(Collected data)
◇ ◇ ◇ ◇ ◇
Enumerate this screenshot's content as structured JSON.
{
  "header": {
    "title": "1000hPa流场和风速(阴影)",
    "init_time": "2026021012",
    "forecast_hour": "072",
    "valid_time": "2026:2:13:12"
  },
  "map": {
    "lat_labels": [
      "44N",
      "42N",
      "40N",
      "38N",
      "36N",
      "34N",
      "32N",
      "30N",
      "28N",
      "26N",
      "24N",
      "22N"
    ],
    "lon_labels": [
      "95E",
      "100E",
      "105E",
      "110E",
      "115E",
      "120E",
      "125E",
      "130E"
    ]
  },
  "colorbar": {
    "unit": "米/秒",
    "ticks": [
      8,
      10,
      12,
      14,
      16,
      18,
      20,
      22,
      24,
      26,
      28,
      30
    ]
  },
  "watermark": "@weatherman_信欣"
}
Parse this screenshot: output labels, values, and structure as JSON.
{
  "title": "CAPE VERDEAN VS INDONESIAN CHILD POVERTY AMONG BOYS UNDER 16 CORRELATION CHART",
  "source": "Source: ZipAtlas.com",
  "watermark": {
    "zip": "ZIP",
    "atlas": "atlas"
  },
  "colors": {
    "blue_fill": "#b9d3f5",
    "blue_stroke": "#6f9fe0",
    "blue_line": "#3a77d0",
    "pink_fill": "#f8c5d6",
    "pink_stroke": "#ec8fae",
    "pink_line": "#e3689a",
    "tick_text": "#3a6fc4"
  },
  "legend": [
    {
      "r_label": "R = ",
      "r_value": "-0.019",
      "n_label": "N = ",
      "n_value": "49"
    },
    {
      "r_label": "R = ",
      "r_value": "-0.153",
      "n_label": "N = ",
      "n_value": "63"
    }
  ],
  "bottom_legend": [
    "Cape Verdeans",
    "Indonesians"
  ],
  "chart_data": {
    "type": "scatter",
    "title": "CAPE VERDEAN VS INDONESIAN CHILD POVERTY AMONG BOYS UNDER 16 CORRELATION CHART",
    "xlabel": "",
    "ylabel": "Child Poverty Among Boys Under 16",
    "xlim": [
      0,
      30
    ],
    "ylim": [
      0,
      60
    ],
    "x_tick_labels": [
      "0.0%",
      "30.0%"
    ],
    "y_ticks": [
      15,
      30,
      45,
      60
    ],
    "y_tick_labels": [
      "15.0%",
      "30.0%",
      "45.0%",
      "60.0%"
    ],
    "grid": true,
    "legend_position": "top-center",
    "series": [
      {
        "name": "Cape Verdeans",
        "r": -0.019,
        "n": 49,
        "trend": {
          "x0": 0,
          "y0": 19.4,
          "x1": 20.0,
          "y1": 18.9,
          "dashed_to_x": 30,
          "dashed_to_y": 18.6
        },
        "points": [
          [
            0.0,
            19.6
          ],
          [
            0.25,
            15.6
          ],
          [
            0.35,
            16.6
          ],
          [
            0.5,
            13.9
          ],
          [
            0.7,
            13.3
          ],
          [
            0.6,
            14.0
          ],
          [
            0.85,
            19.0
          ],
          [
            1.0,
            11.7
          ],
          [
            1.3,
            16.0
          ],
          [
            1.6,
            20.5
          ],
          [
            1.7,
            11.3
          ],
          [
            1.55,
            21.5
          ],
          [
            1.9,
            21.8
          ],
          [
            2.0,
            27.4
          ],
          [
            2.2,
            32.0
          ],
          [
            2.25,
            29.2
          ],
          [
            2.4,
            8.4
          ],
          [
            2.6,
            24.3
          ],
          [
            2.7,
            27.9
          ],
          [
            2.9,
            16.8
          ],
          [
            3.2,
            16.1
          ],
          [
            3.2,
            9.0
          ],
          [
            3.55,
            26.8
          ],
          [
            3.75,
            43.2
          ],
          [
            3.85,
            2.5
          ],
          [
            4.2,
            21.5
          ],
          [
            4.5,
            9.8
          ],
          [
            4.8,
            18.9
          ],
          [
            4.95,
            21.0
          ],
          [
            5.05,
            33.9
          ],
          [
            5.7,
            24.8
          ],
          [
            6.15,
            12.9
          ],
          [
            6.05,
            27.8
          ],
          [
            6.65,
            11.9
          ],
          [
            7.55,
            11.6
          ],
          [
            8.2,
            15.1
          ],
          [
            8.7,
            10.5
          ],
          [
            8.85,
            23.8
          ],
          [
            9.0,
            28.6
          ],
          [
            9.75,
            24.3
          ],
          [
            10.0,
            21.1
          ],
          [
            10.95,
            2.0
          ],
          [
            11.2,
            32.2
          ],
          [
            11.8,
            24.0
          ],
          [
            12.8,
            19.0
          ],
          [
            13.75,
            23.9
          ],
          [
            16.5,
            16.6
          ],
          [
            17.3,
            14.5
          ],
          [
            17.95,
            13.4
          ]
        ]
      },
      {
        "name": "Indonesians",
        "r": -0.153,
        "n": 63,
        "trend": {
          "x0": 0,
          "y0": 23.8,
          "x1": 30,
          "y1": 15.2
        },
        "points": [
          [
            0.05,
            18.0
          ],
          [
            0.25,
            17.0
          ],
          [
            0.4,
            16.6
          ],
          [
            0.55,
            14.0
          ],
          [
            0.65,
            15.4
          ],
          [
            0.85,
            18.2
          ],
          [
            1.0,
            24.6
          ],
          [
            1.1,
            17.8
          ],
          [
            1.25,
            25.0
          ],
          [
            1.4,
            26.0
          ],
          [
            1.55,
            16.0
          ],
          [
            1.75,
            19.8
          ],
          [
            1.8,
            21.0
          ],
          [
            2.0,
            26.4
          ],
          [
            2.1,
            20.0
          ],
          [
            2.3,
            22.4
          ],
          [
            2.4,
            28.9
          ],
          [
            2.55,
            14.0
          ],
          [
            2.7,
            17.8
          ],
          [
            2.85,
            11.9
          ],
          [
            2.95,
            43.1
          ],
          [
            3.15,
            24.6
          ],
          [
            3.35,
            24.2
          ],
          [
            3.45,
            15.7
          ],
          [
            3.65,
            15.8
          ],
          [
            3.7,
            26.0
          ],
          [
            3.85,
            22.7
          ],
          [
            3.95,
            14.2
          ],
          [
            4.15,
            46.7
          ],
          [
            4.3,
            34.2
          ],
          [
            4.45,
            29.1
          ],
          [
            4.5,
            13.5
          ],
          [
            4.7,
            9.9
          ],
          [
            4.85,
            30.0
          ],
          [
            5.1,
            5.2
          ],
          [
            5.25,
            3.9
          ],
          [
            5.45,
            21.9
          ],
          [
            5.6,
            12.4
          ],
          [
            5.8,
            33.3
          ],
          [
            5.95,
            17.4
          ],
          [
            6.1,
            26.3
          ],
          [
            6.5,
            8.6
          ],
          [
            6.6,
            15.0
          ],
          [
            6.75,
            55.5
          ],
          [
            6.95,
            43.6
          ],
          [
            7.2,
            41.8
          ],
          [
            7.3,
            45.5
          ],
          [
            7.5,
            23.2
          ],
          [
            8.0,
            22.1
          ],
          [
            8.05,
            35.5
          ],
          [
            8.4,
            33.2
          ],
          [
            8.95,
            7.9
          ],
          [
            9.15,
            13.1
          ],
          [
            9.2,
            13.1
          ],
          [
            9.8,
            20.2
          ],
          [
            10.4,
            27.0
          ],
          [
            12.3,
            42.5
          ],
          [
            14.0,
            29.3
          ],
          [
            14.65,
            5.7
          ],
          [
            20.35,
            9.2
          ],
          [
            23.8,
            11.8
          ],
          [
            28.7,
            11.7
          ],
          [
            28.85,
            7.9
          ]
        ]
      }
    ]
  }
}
◇ ◇ ◇ ◇ ◇
Show the lines of the data that hold the word "name".

        "name": "Cape Verdeans",
        "name": "Indonesians",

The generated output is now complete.